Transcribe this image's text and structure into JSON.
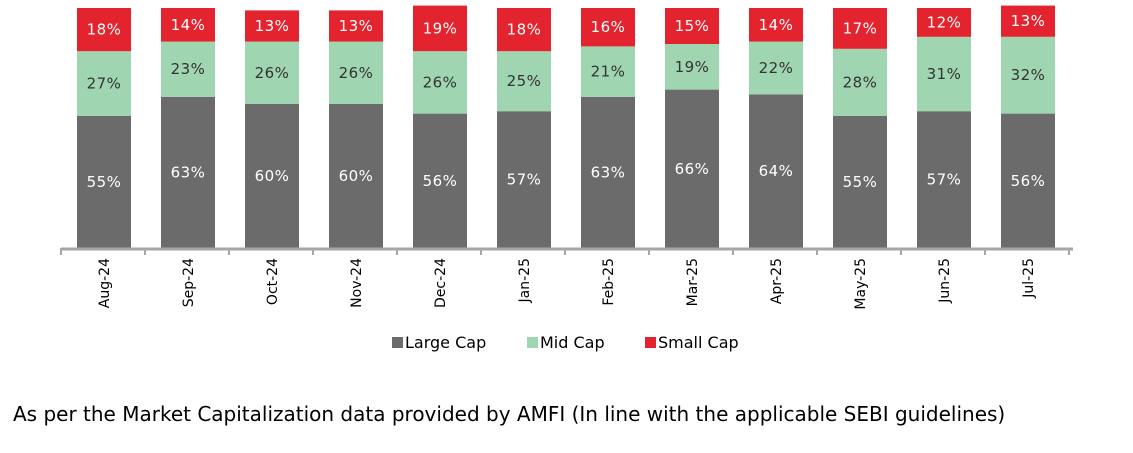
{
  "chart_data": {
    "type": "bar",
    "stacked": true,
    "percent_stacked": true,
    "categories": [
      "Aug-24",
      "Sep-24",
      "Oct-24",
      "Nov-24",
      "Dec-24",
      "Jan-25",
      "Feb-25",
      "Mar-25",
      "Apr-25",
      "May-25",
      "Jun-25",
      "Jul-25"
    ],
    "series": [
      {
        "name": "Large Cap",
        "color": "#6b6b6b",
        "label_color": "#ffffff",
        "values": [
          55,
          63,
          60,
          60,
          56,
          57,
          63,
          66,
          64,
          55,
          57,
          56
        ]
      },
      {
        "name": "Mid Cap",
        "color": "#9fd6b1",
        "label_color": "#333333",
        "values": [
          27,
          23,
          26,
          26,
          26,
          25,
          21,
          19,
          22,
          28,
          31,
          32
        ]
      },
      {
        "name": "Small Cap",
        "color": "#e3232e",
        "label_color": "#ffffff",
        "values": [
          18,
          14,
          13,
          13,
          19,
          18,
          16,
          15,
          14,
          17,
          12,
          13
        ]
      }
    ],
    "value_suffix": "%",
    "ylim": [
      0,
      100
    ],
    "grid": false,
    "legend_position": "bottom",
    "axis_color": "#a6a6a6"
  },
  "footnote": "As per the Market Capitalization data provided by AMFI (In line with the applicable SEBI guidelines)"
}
== == ==
Without the pictures, copy the material exactly as given.

Right answer:
Transcribe this image's text and structure into JSON.
{
  "chart_data": {
    "type": "bar",
    "stacked": true,
    "percent_stacked": true,
    "categories": [
      "Aug-24",
      "Sep-24",
      "Oct-24",
      "Nov-24",
      "Dec-24",
      "Jan-25",
      "Feb-25",
      "Mar-25",
      "Apr-25",
      "May-25",
      "Jun-25",
      "Jul-25"
    ],
    "series": [
      {
        "name": "Large Cap",
        "color": "#6b6b6b",
        "label_color": "#ffffff",
        "values": [
          55,
          63,
          60,
          60,
          56,
          57,
          63,
          66,
          64,
          55,
          57,
          56
        ]
      },
      {
        "name": "Mid Cap",
        "color": "#9fd6b1",
        "label_color": "#333333",
        "values": [
          27,
          23,
          26,
          26,
          26,
          25,
          21,
          19,
          22,
          28,
          31,
          32
        ]
      },
      {
        "name": "Small Cap",
        "color": "#e3232e",
        "label_color": "#ffffff",
        "values": [
          18,
          14,
          13,
          13,
          19,
          18,
          16,
          15,
          14,
          17,
          12,
          13
        ]
      }
    ],
    "value_suffix": "%",
    "ylim": [
      0,
      100
    ],
    "grid": false,
    "legend_position": "bottom",
    "axis_color": "#a6a6a6"
  },
  "footnote": "As per the Market Capitalization data provided by AMFI (In line with the applicable SEBI guidelines)"
}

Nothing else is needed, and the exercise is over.